● Material for the task

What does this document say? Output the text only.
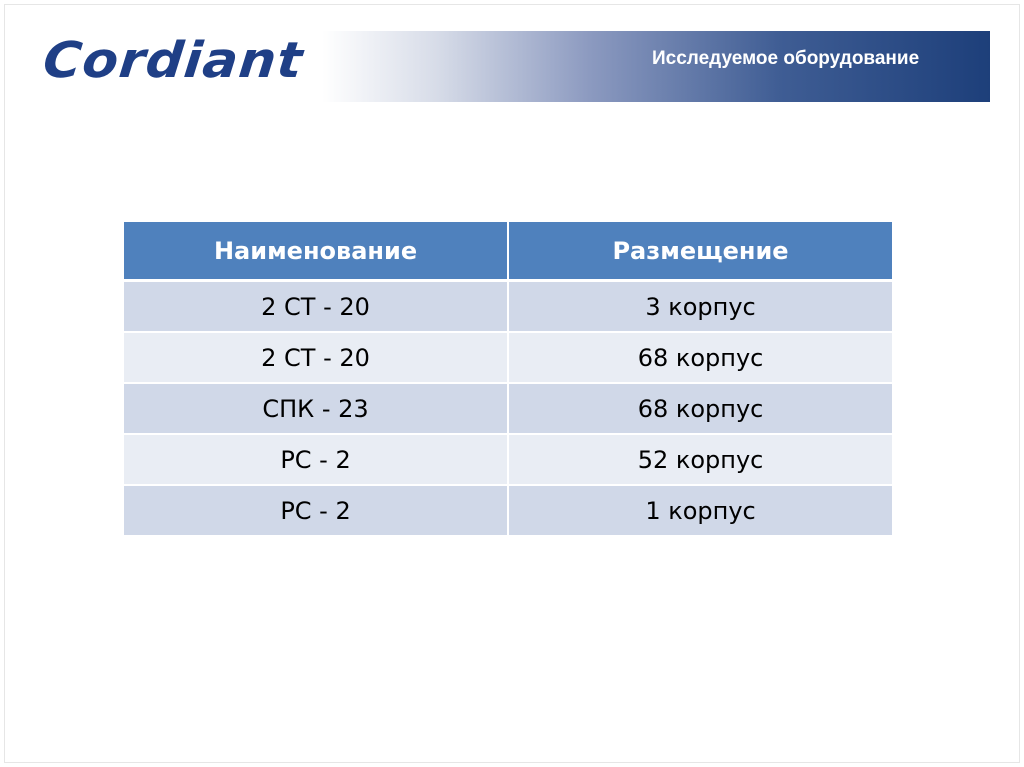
Cordiant	Исследуемое оборудование
Наименование	Размещение
2 СТ - 20	3 корпус
2 СТ - 20	68 корпус
СПК - 23	68 корпус
РС - 2	52 корпус
РС - 2	1 корпус
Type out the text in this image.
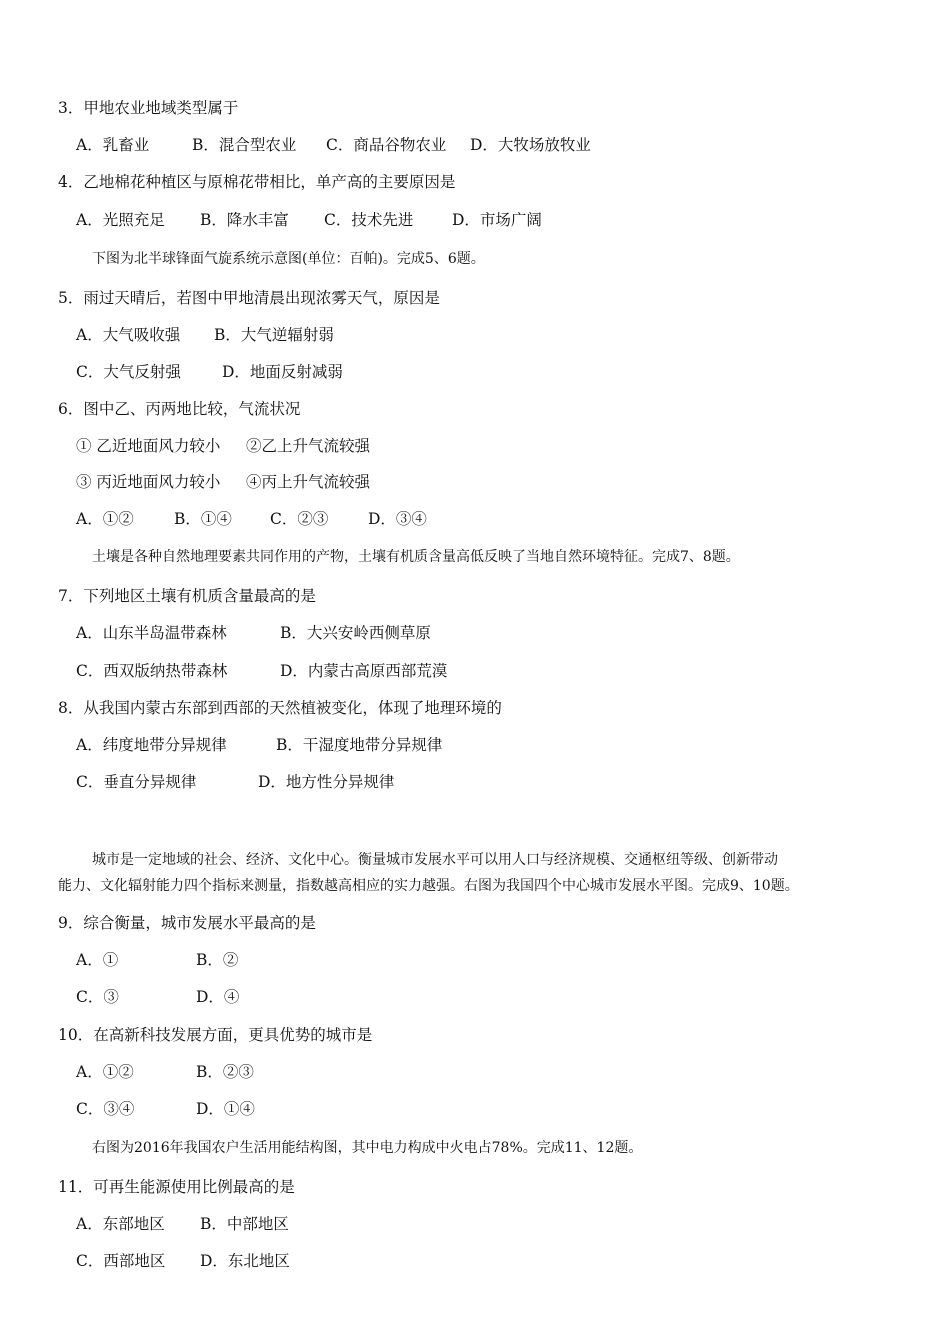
3．甲地农业地域类型属于
A．乳畜业	B．混合型农业 C．商品谷物农业 D．大牧场放牧业
4．乙地棉花种植区与原棉花带相比，单产高的主要原因是
A．光照充足 B．降水丰富 C．技术先进 D．市场广阔
下图为北半球锋面气旋系统示意图(单位：百帕)。完成5、6题。
5．雨过天晴后，若图中甲地清晨出现浓雾天气，原因是
A．大气吸收强 B．大气逆辐射弱
C．大气反射强	D．地面反射减弱
6．图中乙、丙两地比较，气流状况
① 乙近地面风力较小 ②乙上升气流较强
③ 丙近地面风力较小 ④丙上升气流较强
A．①②	B．①④ C．②③	D．③④
土壤是各种自然地理要素共同作用的产物，土壤有机质含量高低反映了当地自然环境特征。完成7、8题。
7．下列地区土壤有机质含量最高的是
A．山东半岛温带森林	B．大兴安岭西侧草原
C．西双版纳热带森林	D．内蒙古高原西部荒漠
8．从我国内蒙古东部到西部的天然植被变化，体现了地理环境的
A．纬度地带分异规律	B．干湿度地带分异规律
C．垂直分异规律	D．地方性分异规律
城市是一定地域的社会、经济、文化中心。衡量城市发展水平可以用人口与经济规模、交通枢纽等级、创新带动
能力、文化辐射能力四个指标来测量，指数越高相应的实力越强。右图为我国四个中心城市发展水平图。完成9、10题。
9．综合衡量，城市发展水平最高的是
A．①	B．②
C．③	D．④
10．在高新科技发展方面，更具优势的城市是
A．①②	B．②③
C．③④	D．①④
右图为2016年我国农户生活用能结构图，其中电力构成中火电占78%。完成11、12题。
11．可再生能源使用比例最高的是
A．东部地区 B．中部地区
C．西部地区 D．东北地区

● What you have to do
Leaving out the pictures, repeat the data above exactly.

● Result of this task
What does this document say? Output the text only.
Cordiant	Исследуемое оборудование
Наименование	Размещение
2 СТ - 20	3 корпус
2 СТ - 20	68 корпус
СПК - 23	68 корпус
РС - 2	52 корпус
РС - 2	1 корпус
Type out the text in this image.
3．甲地农业地域类型属于
A．乳畜业	B．混合型农业 C．商品谷物农业 D．大牧场放牧业
4．乙地棉花种植区与原棉花带相比，单产高的主要原因是
A．光照充足 B．降水丰富 C．技术先进 D．市场广阔
下图为北半球锋面气旋系统示意图(单位：百帕)。完成5、6题。
5．雨过天晴后，若图中甲地清晨出现浓雾天气，原因是
A．大气吸收强 B．大气逆辐射弱
C．大气反射强	D．地面反射减弱
6．图中乙、丙两地比较，气流状况
① 乙近地面风力较小 ②乙上升气流较强
③ 丙近地面风力较小 ④丙上升气流较强
A．①②	B．①④ C．②③	D．③④
土壤是各种自然地理要素共同作用的产物，土壤有机质含量高低反映了当地自然环境特征。完成7、8题。
7．下列地区土壤有机质含量最高的是
A．山东半岛温带森林	B．大兴安岭西侧草原
C．西双版纳热带森林	D．内蒙古高原西部荒漠
8．从我国内蒙古东部到西部的天然植被变化，体现了地理环境的
A．纬度地带分异规律	B．干湿度地带分异规律
C．垂直分异规律	D．地方性分异规律
城市是一定地域的社会、经济、文化中心。衡量城市发展水平可以用人口与经济规模、交通枢纽等级、创新带动
能力、文化辐射能力四个指标来测量，指数越高相应的实力越强。右图为我国四个中心城市发展水平图。完成9、10题。
9．综合衡量，城市发展水平最高的是
A．①	B．②
C．③	D．④
10．在高新科技发展方面，更具优势的城市是
A．①②	B．②③
C．③④	D．①④
右图为2016年我国农户生活用能结构图，其中电力构成中火电占78%。完成11、12题。
11．可再生能源使用比例最高的是
A．东部地区 B．中部地区
C．西部地区 D．东北地区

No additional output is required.